Recorded information
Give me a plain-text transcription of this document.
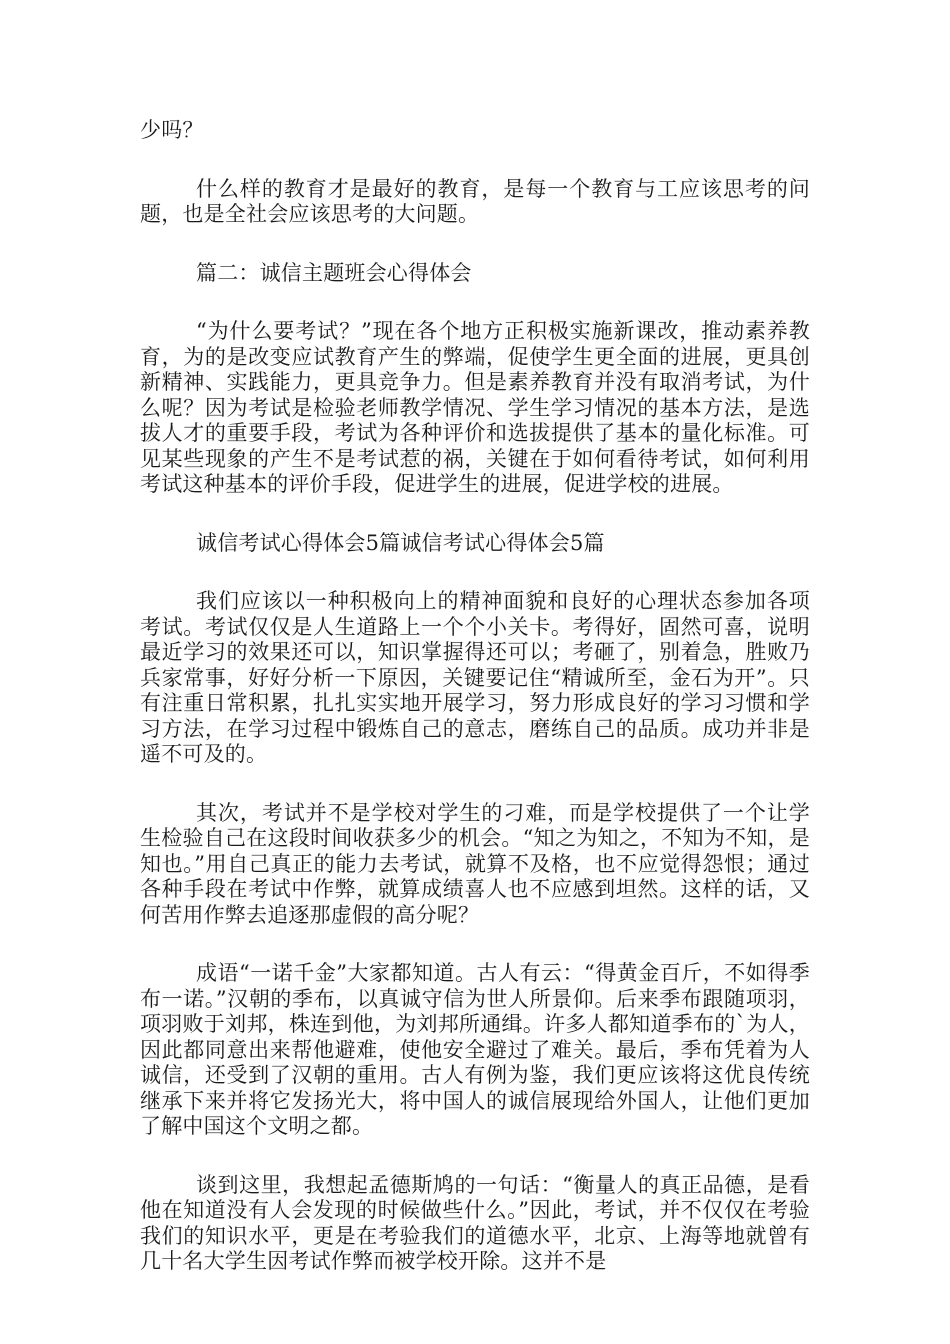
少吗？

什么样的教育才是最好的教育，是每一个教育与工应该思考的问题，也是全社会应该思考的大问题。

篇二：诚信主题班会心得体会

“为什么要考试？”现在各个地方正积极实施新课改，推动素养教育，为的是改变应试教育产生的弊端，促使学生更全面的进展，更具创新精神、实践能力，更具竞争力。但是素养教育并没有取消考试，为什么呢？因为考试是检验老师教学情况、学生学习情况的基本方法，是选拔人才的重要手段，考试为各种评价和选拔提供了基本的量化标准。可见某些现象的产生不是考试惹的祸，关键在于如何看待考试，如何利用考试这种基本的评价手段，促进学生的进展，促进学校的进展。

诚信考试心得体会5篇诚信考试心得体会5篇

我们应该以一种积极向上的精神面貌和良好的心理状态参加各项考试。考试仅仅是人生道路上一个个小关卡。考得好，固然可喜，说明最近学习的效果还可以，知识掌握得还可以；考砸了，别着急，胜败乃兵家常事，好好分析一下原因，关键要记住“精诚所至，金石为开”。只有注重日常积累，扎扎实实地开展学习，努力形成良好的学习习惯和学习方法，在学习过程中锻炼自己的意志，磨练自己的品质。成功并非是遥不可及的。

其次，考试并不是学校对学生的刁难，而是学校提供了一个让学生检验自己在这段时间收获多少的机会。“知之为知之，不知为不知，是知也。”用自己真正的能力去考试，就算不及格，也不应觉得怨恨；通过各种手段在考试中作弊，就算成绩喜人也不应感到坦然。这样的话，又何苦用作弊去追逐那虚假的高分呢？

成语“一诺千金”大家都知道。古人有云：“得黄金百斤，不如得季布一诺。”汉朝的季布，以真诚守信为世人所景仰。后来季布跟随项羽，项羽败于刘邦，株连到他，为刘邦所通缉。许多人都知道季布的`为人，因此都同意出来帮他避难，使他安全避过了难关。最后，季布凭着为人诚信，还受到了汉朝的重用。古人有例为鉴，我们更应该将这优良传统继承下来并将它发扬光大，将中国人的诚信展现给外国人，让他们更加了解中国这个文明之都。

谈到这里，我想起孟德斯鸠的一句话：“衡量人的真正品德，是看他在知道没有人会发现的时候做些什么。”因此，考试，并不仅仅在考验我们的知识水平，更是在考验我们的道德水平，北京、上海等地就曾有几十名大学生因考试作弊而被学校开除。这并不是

Set problem
Write out each line of the data exactly; the images should be left out.

Output of the exercise
Give me a plain-text transcription of this document.
少吗？

什么样的教育才是最好的教育，是每一个教育与工应该思考的问题，也是全社会应该思考的大问题。

篇二：诚信主题班会心得体会

“为什么要考试？”现在各个地方正积极实施新课改，推动素养教育，为的是改变应试教育产生的弊端，促使学生更全面的进展，更具创新精神、实践能力，更具竞争力。但是素养教育并没有取消考试，为什么呢？因为考试是检验老师教学情况、学生学习情况的基本方法，是选拔人才的重要手段，考试为各种评价和选拔提供了基本的量化标准。可见某些现象的产生不是考试惹的祸，关键在于如何看待考试，如何利用考试这种基本的评价手段，促进学生的进展，促进学校的进展。

诚信考试心得体会5篇诚信考试心得体会5篇

我们应该以一种积极向上的精神面貌和良好的心理状态参加各项考试。考试仅仅是人生道路上一个个小关卡。考得好，固然可喜，说明最近学习的效果还可以，知识掌握得还可以；考砸了，别着急，胜败乃兵家常事，好好分析一下原因，关键要记住“精诚所至，金石为开”。只有注重日常积累，扎扎实实地开展学习，努力形成良好的学习习惯和学习方法，在学习过程中锻炼自己的意志，磨练自己的品质。成功并非是遥不可及的。

其次，考试并不是学校对学生的刁难，而是学校提供了一个让学生检验自己在这段时间收获多少的机会。“知之为知之，不知为不知，是知也。”用自己真正的能力去考试，就算不及格，也不应觉得怨恨；通过各种手段在考试中作弊，就算成绩喜人也不应感到坦然。这样的话，又何苦用作弊去追逐那虚假的高分呢？

成语“一诺千金”大家都知道。古人有云：“得黄金百斤，不如得季布一诺。”汉朝的季布，以真诚守信为世人所景仰。后来季布跟随项羽，项羽败于刘邦，株连到他，为刘邦所通缉。许多人都知道季布的`为人，因此都同意出来帮他避难，使他安全避过了难关。最后，季布凭着为人诚信，还受到了汉朝的重用。古人有例为鉴，我们更应该将这优良传统继承下来并将它发扬光大，将中国人的诚信展现给外国人，让他们更加了解中国这个文明之都。

谈到这里，我想起孟德斯鸠的一句话：“衡量人的真正品德，是看他在知道没有人会发现的时候做些什么。”因此，考试，并不仅仅在考验我们的知识水平，更是在考验我们的道德水平，北京、上海等地就曾有几十名大学生因考试作弊而被学校开除。这并不是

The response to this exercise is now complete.